» **REQUIRED WORK**: Return the listing below in full, with every line exactly as it is.

» **Stored items from a collection**:
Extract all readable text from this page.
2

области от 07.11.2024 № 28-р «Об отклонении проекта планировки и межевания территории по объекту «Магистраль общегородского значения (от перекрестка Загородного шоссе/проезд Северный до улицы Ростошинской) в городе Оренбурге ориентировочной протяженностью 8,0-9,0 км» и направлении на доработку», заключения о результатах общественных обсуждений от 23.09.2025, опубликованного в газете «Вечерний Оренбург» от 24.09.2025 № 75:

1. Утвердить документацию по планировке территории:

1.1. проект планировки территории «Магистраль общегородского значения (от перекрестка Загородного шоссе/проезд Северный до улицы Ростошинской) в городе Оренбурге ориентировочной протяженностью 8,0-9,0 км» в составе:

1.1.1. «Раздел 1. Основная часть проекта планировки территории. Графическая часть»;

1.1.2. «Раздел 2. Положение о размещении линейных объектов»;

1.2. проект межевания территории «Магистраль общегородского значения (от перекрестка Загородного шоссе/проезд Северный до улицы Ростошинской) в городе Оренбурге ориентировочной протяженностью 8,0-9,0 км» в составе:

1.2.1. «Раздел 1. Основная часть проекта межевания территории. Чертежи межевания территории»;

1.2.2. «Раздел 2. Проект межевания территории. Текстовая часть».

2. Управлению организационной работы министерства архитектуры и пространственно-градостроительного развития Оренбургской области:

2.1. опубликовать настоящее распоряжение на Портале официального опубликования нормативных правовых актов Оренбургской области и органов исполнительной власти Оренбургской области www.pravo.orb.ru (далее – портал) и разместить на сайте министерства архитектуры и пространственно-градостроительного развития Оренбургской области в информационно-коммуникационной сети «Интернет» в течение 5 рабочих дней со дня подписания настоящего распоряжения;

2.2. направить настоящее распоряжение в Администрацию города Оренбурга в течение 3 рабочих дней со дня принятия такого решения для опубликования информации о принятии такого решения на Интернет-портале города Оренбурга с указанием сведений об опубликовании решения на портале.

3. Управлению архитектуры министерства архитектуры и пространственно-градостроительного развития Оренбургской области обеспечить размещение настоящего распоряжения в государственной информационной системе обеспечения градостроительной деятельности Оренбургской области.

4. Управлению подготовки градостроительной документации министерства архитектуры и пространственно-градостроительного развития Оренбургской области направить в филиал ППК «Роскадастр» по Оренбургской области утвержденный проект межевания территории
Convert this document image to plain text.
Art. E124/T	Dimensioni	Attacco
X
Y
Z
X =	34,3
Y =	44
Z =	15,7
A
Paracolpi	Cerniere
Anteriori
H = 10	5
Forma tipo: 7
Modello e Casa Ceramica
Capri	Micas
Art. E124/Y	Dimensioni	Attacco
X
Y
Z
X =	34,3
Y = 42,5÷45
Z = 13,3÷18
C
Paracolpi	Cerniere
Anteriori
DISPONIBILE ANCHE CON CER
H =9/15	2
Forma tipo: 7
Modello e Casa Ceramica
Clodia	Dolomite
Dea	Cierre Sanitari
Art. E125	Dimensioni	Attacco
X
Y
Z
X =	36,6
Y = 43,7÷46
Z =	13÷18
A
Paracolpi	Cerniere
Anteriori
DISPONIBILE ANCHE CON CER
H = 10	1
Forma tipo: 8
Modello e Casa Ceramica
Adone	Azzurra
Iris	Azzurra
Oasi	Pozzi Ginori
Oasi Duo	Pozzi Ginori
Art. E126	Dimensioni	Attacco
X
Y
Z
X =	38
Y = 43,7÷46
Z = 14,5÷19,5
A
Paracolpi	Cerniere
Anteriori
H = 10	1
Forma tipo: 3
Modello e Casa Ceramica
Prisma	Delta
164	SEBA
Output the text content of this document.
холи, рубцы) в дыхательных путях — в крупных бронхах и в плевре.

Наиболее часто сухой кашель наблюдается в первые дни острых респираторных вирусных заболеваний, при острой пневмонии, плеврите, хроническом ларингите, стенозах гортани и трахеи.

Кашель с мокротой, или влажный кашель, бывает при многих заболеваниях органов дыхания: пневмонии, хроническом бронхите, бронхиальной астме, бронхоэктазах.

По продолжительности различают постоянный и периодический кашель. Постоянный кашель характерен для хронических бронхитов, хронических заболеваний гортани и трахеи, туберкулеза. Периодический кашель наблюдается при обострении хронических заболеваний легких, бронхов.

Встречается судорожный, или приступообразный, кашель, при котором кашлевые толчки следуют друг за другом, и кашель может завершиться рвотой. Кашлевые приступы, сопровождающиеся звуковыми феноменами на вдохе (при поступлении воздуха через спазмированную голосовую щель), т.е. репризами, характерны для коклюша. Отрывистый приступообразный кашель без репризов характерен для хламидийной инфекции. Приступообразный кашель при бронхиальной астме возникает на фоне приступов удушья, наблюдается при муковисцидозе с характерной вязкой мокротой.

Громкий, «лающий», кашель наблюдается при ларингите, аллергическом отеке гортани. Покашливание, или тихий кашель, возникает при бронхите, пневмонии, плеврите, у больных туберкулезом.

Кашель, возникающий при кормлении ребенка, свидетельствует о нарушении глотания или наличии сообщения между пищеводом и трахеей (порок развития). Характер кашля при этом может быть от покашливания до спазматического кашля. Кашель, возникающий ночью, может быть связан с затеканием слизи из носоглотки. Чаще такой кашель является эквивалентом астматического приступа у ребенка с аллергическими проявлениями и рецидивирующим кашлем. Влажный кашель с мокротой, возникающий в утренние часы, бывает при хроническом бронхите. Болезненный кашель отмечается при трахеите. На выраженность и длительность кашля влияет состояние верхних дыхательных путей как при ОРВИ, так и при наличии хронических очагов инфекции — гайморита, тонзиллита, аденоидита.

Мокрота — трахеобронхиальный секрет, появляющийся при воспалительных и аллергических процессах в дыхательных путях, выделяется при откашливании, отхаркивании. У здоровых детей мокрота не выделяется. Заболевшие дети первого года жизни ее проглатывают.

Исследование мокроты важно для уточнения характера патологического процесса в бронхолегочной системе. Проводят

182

» **SOLVED PROBLEM**:
Extract all readable text from this page.
2

области от 07.11.2024 № 28-р «Об отклонении проекта планировки и межевания территории по объекту «Магистраль общегородского значения (от перекрестка Загородного шоссе/проезд Северный до улицы Ростошинской) в городе Оренбурге ориентировочной протяженностью 8,0-9,0 км» и направлении на доработку», заключения о результатах общественных обсуждений от 23.09.2025, опубликованного в газете «Вечерний Оренбург» от 24.09.2025 № 75:

1. Утвердить документацию по планировке территории:

1.1. проект планировки территории «Магистраль общегородского значения (от перекрестка Загородного шоссе/проезд Северный до улицы Ростошинской) в городе Оренбурге ориентировочной протяженностью 8,0-9,0 км» в составе:

1.1.1. «Раздел 1. Основная часть проекта планировки территории. Графическая часть»;

1.1.2. «Раздел 2. Положение о размещении линейных объектов»;

1.2. проект межевания территории «Магистраль общегородского значения (от перекрестка Загородного шоссе/проезд Северный до улицы Ростошинской) в городе Оренбурге ориентировочной протяженностью 8,0-9,0 км» в составе:

1.2.1. «Раздел 1. Основная часть проекта межевания территории. Чертежи межевания территории»;

1.2.2. «Раздел 2. Проект межевания территории. Текстовая часть».

2. Управлению организационной работы министерства архитектуры и пространственно-градостроительного развития Оренбургской области:

2.1. опубликовать настоящее распоряжение на Портале официального опубликования нормативных правовых актов Оренбургской области и органов исполнительной власти Оренбургской области www.pravo.orb.ru (далее – портал) и разместить на сайте министерства архитектуры и пространственно-градостроительного развития Оренбургской области в информационно-коммуникационной сети «Интернет» в течение 5 рабочих дней со дня подписания настоящего распоряжения;

2.2. направить настоящее распоряжение в Администрацию города Оренбурга в течение 3 рабочих дней со дня принятия такого решения для опубликования информации о принятии такого решения на Интернет-портале города Оренбурга с указанием сведений об опубликовании решения на портале.

3. Управлению архитектуры министерства архитектуры и пространственно-градостроительного развития Оренбургской области обеспечить размещение настоящего распоряжения в государственной информационной системе обеспечения градостроительной деятельности Оренбургской области.

4. Управлению подготовки градостроительной документации министерства архитектуры и пространственно-градостроительного развития Оренбургской области направить в филиал ППК «Роскадастр» по Оренбургской области утвержденный проект межевания территории
Convert this document image to plain text.
Art. E124/T	Dimensioni	Attacco
X
Y
Z
X =	34,3
Y =	44
Z =	15,7
A
Paracolpi	Cerniere
Anteriori
H = 10	5
Forma tipo: 7
Modello e Casa Ceramica
Capri	Micas
Art. E124/Y	Dimensioni	Attacco
X
Y
Z
X =	34,3
Y = 42,5÷45
Z = 13,3÷18
C
Paracolpi	Cerniere
Anteriori
DISPONIBILE ANCHE CON CER
H =9/15	2
Forma tipo: 7
Modello e Casa Ceramica
Clodia	Dolomite
Dea	Cierre Sanitari
Art. E125	Dimensioni	Attacco
X
Y
Z
X =	36,6
Y = 43,7÷46
Z =	13÷18
A
Paracolpi	Cerniere
Anteriori
DISPONIBILE ANCHE CON CER
H = 10	1
Forma tipo: 8
Modello e Casa Ceramica
Adone	Azzurra
Iris	Azzurra
Oasi	Pozzi Ginori
Oasi Duo	Pozzi Ginori
Art. E126	Dimensioni	Attacco
X
Y
Z
X =	38
Y = 43,7÷46
Z = 14,5÷19,5
A
Paracolpi	Cerniere
Anteriori
H = 10	1
Forma tipo: 3
Modello e Casa Ceramica
Prisma	Delta
164	SEBA
Output the text content of this document.
холи, рубцы) в дыхательных путях — в крупных бронхах и в плевре.

Наиболее часто сухой кашель наблюдается в первые дни острых респираторных вирусных заболеваний, при острой пневмонии, плеврите, хроническом ларингите, стенозах гортани и трахеи.

Кашель с мокротой, или влажный кашель, бывает при многих заболеваниях органов дыхания: пневмонии, хроническом бронхите, бронхиальной астме, бронхоэктазах.

По продолжительности различают постоянный и периодический кашель. Постоянный кашель характерен для хронических бронхитов, хронических заболеваний гортани и трахеи, туберкулеза. Периодический кашель наблюдается при обострении хронических заболеваний легких, бронхов.

Встречается судорожный, или приступообразный, кашель, при котором кашлевые толчки следуют друг за другом, и кашель может завершиться рвотой. Кашлевые приступы, сопровождающиеся звуковыми феноменами на вдохе (при поступлении воздуха через спазмированную голосовую щель), т.е. репризами, характерны для коклюша. Отрывистый приступообразный кашель без репризов характерен для хламидийной инфекции. Приступообразный кашель при бронхиальной астме возникает на фоне приступов удушья, наблюдается при муковисцидозе с характерной вязкой мокротой.

Громкий, «лающий», кашель наблюдается при ларингите, аллергическом отеке гортани. Покашливание, или тихий кашель, возникает при бронхите, пневмонии, плеврите, у больных туберкулезом.

Кашель, возникающий при кормлении ребенка, свидетельствует о нарушении глотания или наличии сообщения между пищеводом и трахеей (порок развития). Характер кашля при этом может быть от покашливания до спазматического кашля. Кашель, возникающий ночью, может быть связан с затеканием слизи из носоглотки. Чаще такой кашель является эквивалентом астматического приступа у ребенка с аллергическими проявлениями и рецидивирующим кашлем. Влажный кашель с мокротой, возникающий в утренние часы, бывает при хроническом бронхите. Болезненный кашель отмечается при трахеите. На выраженность и длительность кашля влияет состояние верхних дыхательных путей как при ОРВИ, так и при наличии хронических очагов инфекции — гайморита, тонзиллита, аденоидита.

Мокрота — трахеобронхиальный секрет, появляющийся при воспалительных и аллергических процессах в дыхательных путях, выделяется при откашливании, отхаркивании. У здоровых детей мокрота не выделяется. Заболевшие дети первого года жизни ее проглатывают.

Исследование мокроты важно для уточнения характера патологического процесса в бронхолегочной системе. Проводят

182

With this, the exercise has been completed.